### What you need to do
What is the number of lines in the data that hold the string "this"? Reply with that number only.
====== Source data
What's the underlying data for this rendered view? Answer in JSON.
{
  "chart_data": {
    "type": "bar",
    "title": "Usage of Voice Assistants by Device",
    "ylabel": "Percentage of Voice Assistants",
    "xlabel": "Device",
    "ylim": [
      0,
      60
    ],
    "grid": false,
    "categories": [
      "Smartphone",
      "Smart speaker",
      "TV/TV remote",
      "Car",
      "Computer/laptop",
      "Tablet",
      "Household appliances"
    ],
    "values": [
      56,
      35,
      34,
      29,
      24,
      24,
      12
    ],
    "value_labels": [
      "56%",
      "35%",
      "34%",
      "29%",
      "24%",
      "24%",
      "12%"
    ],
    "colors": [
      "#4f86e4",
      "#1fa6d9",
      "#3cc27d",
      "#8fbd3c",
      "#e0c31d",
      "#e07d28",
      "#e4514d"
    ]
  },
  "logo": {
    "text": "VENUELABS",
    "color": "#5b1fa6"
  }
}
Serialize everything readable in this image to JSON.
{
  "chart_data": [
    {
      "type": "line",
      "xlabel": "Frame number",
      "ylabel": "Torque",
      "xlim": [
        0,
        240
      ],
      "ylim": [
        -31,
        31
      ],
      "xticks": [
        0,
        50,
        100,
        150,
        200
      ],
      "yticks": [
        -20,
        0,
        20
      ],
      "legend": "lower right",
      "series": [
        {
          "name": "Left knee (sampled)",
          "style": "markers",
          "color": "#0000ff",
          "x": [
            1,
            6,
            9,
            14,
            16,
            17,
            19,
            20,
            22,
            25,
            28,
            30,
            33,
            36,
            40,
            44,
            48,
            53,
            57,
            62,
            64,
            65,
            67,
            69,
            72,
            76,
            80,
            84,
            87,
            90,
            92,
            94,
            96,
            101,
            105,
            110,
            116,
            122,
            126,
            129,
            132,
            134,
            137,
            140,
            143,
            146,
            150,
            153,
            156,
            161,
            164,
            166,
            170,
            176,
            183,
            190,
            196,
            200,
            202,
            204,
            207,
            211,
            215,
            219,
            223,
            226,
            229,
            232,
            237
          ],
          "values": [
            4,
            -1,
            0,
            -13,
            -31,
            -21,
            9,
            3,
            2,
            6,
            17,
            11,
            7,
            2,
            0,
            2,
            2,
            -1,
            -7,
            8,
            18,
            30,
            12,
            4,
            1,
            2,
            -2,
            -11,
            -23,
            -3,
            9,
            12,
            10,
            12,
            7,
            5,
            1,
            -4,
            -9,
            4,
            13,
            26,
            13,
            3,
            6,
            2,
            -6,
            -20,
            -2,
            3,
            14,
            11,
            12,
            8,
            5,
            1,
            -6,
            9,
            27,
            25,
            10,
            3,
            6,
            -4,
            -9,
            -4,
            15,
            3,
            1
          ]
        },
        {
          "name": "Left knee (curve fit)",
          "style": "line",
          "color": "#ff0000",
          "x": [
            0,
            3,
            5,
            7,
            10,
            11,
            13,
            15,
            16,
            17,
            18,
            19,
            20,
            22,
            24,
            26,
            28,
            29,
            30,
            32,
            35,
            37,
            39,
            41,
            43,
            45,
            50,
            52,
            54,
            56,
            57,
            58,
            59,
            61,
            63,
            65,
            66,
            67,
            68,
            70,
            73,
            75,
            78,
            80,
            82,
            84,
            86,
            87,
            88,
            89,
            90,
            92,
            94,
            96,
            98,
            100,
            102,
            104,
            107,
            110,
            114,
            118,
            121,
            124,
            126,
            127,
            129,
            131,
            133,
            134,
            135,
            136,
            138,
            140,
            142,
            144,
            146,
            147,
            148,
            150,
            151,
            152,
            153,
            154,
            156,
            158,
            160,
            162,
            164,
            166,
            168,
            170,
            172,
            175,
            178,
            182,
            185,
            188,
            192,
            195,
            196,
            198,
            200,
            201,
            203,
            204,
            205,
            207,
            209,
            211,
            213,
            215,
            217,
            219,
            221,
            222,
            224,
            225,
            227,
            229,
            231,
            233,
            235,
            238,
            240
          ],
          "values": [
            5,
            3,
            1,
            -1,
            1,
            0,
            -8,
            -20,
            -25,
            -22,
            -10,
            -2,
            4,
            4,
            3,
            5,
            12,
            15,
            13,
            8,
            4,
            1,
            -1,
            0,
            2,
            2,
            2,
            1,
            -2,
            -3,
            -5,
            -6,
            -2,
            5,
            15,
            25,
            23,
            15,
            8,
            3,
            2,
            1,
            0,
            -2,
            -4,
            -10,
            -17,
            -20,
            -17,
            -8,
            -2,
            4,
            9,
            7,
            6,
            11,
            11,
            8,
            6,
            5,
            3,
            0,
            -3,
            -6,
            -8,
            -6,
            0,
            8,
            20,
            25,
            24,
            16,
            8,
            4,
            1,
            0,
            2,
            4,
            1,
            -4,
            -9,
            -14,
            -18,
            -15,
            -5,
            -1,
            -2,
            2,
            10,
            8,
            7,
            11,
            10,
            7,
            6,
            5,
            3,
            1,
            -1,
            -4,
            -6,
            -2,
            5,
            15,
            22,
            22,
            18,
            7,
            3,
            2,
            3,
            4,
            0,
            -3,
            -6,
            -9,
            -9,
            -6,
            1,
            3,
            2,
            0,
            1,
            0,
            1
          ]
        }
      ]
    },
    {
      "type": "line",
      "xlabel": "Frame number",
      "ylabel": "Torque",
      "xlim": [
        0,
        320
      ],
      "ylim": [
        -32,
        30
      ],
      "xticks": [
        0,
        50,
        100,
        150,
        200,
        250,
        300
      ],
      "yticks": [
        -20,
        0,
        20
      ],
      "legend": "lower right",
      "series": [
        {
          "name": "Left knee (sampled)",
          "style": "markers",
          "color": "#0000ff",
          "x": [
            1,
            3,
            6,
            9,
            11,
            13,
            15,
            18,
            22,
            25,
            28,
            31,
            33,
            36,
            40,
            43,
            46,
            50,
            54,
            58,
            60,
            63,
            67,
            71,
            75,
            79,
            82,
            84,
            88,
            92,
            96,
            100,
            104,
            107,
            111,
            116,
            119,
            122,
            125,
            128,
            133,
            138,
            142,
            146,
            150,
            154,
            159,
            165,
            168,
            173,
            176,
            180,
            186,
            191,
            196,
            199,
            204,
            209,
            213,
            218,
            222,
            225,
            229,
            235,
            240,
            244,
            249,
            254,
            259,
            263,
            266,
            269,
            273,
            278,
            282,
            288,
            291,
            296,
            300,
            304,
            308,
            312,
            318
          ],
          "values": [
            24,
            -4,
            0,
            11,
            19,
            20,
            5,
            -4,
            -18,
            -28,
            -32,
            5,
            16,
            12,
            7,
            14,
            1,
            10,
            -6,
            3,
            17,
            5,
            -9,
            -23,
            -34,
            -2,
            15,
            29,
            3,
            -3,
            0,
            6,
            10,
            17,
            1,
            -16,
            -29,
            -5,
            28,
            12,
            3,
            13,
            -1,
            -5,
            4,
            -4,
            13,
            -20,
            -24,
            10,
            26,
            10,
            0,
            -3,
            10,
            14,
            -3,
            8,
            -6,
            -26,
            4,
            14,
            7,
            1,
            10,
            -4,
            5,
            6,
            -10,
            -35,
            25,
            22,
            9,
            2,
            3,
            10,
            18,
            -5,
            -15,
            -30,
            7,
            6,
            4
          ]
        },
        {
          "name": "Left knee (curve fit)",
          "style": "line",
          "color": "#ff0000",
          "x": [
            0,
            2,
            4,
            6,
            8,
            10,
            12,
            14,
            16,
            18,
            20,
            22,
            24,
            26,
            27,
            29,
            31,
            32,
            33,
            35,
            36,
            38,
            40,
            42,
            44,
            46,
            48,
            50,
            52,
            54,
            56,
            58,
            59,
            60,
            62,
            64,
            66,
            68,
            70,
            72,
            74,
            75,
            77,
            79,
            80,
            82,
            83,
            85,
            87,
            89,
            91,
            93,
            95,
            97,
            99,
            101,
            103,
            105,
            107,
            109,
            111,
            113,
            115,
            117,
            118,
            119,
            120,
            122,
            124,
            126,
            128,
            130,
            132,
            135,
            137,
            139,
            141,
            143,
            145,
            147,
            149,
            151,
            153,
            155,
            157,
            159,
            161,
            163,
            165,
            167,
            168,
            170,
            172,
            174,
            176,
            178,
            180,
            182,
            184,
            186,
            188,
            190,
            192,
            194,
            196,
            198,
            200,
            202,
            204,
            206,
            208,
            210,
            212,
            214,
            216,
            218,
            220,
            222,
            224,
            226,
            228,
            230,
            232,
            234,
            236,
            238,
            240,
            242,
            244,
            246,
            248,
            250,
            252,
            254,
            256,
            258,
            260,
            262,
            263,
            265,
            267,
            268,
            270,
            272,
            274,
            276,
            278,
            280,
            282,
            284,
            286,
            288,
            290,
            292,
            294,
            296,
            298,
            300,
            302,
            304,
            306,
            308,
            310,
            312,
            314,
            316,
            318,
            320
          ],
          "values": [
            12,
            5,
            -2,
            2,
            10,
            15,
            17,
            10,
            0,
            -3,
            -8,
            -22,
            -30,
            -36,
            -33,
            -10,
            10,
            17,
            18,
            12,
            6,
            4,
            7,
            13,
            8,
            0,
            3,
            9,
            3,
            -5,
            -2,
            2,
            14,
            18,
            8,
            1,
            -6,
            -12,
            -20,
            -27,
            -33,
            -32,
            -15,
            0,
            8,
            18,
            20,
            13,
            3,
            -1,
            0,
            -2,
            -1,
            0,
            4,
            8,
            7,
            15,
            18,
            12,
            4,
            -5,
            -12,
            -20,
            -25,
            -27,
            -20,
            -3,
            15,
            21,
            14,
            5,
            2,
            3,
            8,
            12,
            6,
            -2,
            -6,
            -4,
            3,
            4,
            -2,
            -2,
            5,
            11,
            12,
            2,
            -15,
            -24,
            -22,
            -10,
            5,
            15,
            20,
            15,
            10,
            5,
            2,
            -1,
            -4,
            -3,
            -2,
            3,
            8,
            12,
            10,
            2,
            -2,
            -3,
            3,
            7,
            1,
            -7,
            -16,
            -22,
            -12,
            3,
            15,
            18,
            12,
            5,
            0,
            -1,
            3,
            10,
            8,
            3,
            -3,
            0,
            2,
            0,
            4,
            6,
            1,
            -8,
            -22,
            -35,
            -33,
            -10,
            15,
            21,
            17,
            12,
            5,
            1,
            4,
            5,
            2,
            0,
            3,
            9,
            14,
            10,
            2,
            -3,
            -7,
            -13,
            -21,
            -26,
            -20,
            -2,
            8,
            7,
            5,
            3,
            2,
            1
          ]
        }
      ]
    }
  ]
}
============
### Exercise answer
2